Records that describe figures
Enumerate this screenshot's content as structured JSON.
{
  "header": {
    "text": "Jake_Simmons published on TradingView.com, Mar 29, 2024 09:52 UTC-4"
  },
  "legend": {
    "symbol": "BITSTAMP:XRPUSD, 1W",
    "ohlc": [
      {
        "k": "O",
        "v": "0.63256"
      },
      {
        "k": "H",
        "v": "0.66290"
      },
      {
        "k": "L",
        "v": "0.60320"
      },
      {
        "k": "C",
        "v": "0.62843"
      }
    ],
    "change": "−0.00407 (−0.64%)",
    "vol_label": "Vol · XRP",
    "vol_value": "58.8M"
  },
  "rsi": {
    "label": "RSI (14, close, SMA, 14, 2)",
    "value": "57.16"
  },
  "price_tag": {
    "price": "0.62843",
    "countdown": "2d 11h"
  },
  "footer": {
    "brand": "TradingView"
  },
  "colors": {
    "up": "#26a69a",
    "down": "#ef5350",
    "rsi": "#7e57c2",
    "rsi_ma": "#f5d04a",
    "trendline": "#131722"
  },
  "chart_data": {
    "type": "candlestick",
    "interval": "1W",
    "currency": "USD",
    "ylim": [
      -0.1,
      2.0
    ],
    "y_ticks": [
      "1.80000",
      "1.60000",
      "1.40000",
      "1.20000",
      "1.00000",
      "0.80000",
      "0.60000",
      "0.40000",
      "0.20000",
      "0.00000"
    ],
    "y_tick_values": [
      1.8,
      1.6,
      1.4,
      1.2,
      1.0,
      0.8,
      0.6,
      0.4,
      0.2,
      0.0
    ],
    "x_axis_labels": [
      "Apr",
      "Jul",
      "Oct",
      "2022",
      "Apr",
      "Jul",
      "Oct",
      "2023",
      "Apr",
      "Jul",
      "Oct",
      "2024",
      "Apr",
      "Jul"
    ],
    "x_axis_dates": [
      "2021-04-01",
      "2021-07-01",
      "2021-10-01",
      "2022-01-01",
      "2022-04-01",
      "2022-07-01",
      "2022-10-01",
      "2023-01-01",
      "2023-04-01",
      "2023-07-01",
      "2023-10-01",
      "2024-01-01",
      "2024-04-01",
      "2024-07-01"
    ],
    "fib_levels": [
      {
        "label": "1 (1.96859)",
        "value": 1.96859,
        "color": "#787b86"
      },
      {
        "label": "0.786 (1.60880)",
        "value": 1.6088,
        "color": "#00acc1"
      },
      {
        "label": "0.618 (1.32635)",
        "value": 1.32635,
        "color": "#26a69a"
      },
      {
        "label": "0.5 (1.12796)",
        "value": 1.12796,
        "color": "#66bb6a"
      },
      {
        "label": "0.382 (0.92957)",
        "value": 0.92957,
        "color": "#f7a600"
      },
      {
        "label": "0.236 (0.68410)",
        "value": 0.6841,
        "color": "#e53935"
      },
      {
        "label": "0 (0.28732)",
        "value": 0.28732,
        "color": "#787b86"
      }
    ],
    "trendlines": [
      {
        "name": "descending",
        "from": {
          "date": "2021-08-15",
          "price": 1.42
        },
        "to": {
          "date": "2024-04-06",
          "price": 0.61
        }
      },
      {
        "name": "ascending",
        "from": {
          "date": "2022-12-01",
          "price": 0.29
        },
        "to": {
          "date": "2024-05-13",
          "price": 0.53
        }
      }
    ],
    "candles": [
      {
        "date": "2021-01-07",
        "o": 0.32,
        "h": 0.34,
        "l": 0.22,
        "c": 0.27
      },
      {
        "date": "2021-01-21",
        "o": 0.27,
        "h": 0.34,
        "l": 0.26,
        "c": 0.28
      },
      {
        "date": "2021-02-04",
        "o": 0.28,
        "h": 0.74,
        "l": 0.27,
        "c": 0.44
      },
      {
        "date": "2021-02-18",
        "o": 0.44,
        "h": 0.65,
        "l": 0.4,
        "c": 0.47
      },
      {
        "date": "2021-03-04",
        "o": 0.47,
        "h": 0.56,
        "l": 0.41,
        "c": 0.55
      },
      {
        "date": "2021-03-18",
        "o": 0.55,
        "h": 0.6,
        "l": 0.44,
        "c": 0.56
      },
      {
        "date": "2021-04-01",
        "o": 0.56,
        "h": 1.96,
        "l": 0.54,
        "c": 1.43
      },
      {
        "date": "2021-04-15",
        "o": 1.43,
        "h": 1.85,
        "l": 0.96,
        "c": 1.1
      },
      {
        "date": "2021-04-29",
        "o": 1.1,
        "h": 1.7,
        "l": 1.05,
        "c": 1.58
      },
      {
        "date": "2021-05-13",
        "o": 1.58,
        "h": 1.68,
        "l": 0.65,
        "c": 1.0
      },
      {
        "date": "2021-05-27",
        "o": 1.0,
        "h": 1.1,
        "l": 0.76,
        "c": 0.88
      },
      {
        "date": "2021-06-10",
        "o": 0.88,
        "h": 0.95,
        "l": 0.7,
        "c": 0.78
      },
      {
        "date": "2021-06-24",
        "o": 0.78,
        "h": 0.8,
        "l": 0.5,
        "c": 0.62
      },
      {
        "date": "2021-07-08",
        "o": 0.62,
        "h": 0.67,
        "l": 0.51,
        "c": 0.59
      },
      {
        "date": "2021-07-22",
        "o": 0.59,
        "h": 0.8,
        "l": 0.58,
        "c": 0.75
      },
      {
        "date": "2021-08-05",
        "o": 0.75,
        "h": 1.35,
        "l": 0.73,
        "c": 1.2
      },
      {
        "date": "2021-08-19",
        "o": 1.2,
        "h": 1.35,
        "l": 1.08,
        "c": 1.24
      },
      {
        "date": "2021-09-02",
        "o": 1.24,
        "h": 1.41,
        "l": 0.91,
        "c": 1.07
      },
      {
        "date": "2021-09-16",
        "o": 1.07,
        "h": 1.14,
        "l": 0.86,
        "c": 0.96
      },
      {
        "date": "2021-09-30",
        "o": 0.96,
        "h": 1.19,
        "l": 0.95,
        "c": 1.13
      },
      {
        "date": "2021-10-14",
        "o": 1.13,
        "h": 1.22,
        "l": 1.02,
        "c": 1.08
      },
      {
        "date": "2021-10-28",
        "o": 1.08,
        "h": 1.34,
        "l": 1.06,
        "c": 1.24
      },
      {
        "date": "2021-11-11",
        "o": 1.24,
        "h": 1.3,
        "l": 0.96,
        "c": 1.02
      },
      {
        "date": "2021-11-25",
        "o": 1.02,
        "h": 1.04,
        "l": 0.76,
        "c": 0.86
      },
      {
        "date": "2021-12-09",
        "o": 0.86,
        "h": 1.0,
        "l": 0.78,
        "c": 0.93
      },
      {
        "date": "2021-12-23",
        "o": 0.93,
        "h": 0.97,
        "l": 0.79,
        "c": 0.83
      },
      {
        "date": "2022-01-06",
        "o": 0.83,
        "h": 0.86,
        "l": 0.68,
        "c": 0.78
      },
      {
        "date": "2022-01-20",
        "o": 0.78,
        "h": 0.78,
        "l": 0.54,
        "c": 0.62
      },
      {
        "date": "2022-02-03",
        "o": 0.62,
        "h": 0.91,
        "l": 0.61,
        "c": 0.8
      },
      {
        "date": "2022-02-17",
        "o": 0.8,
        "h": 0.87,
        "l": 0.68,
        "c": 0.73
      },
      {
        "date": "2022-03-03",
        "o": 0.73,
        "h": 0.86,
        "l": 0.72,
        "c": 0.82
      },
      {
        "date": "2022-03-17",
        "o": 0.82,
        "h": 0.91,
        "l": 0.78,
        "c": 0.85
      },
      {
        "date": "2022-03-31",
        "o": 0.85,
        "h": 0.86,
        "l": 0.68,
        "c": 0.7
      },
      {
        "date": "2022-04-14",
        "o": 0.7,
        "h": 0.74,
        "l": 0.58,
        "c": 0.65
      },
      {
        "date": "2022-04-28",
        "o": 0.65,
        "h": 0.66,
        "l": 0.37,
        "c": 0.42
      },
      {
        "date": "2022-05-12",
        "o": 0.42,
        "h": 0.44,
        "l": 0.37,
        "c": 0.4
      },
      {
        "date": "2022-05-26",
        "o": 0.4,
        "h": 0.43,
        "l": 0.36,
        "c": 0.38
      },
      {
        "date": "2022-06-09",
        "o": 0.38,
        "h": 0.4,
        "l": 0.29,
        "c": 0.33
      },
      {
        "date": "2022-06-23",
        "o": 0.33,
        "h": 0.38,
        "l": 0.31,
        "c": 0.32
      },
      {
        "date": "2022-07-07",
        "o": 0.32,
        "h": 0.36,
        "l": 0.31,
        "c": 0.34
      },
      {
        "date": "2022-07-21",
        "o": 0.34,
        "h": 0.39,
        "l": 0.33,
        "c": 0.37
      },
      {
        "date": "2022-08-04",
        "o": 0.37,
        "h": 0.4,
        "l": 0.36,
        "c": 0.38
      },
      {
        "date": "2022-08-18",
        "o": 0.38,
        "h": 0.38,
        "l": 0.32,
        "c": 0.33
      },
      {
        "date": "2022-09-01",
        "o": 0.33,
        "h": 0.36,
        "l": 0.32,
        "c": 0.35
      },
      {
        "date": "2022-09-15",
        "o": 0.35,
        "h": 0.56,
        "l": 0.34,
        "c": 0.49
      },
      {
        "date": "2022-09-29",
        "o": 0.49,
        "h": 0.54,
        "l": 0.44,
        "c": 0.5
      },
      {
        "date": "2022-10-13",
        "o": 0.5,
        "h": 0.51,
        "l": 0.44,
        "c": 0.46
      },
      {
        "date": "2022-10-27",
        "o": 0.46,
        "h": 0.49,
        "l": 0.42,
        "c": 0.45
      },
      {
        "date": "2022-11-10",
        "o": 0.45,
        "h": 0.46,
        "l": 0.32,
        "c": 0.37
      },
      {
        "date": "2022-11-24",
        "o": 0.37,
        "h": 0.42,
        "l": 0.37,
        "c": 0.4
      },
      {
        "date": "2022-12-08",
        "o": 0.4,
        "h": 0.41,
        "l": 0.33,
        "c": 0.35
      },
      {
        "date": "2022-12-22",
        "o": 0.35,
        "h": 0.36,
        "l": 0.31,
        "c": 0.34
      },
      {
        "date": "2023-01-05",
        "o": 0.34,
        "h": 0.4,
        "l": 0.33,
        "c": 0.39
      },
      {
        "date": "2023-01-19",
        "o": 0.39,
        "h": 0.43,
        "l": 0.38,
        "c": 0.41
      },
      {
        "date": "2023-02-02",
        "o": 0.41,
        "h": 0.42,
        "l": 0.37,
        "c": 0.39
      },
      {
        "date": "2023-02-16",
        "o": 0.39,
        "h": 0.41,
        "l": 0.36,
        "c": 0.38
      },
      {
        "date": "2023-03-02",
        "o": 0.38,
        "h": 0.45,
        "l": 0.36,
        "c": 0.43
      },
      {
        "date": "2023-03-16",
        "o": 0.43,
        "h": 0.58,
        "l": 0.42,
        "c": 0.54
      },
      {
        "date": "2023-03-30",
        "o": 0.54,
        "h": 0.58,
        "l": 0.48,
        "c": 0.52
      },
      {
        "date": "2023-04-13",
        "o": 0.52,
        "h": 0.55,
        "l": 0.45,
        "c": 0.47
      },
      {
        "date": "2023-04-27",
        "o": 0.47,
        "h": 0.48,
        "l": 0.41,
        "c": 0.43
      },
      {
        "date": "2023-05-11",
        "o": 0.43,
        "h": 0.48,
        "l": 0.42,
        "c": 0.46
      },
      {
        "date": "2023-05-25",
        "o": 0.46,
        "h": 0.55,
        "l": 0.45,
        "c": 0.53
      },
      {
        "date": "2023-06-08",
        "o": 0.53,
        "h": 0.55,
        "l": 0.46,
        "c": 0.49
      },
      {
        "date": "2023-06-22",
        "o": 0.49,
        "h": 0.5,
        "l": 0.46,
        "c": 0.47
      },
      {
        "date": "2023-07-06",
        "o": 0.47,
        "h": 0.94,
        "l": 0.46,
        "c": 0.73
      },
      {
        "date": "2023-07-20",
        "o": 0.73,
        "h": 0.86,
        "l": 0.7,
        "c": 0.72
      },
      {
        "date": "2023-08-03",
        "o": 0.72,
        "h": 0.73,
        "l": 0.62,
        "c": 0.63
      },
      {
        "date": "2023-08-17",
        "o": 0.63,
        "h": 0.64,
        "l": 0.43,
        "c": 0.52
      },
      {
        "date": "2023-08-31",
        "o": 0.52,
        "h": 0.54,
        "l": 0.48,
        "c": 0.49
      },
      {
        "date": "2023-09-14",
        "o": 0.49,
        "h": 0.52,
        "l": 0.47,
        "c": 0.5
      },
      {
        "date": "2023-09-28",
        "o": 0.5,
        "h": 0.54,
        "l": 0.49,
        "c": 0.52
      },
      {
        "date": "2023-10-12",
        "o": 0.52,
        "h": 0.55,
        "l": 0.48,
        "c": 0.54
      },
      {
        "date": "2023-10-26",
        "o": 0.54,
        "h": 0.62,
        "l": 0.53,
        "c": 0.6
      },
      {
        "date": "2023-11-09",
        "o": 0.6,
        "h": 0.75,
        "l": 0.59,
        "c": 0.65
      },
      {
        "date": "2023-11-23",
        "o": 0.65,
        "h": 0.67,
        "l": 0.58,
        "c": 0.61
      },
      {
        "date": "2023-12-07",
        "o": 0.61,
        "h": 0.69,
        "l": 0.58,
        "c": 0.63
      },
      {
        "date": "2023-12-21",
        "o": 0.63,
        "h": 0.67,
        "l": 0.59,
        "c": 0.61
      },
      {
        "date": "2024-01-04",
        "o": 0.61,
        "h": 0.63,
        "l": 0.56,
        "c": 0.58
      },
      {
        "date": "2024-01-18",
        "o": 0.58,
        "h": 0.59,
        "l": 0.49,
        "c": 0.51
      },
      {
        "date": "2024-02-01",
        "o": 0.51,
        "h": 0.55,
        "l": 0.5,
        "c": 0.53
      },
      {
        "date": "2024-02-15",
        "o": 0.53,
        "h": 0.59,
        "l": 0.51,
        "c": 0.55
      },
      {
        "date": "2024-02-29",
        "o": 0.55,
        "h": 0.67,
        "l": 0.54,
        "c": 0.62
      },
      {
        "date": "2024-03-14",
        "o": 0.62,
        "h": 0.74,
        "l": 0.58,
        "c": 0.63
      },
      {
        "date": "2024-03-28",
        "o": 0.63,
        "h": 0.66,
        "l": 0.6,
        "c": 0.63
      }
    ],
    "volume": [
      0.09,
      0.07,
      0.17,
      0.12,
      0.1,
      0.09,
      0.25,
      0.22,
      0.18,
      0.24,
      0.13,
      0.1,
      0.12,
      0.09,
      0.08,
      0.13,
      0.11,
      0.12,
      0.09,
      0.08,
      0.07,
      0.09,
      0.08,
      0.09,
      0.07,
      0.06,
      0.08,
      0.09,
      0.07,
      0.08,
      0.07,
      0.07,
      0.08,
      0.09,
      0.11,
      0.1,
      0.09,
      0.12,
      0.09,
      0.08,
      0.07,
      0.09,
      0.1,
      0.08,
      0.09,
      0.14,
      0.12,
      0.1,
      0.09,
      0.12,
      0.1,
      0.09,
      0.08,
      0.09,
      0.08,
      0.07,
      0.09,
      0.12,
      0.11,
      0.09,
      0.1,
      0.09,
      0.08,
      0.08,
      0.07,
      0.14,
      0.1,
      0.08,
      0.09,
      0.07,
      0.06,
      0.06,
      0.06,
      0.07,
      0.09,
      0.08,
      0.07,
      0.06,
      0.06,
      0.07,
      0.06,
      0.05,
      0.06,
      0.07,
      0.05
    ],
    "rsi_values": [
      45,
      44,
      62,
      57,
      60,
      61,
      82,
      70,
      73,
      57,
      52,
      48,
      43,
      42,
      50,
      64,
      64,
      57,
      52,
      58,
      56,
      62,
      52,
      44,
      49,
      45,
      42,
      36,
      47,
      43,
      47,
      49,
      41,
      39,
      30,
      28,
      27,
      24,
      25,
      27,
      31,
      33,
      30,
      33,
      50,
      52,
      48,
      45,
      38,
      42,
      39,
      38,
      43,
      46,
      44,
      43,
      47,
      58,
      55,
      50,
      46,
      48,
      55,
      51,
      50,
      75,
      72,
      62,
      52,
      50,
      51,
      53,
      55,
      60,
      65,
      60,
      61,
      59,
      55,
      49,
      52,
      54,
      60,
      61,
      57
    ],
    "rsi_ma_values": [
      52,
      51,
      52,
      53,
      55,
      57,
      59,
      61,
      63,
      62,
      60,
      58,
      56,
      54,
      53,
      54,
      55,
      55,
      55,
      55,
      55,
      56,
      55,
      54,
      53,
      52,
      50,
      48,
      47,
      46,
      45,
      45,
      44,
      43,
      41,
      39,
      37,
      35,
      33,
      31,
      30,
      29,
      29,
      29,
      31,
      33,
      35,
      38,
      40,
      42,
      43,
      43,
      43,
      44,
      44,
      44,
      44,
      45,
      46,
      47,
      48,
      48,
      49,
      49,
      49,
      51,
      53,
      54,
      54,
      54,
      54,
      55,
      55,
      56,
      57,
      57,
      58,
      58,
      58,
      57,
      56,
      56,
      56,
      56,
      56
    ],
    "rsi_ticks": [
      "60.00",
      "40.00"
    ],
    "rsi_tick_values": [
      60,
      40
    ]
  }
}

Stated problem: Gather up the lines containing the word "TradingView" from these records and copy them.

Reply to the exercise:
    "text": "Jake_Simmons published on TradingView.com, Mar 29, 2024 09:52 UTC-4"
    "brand": "TradingView"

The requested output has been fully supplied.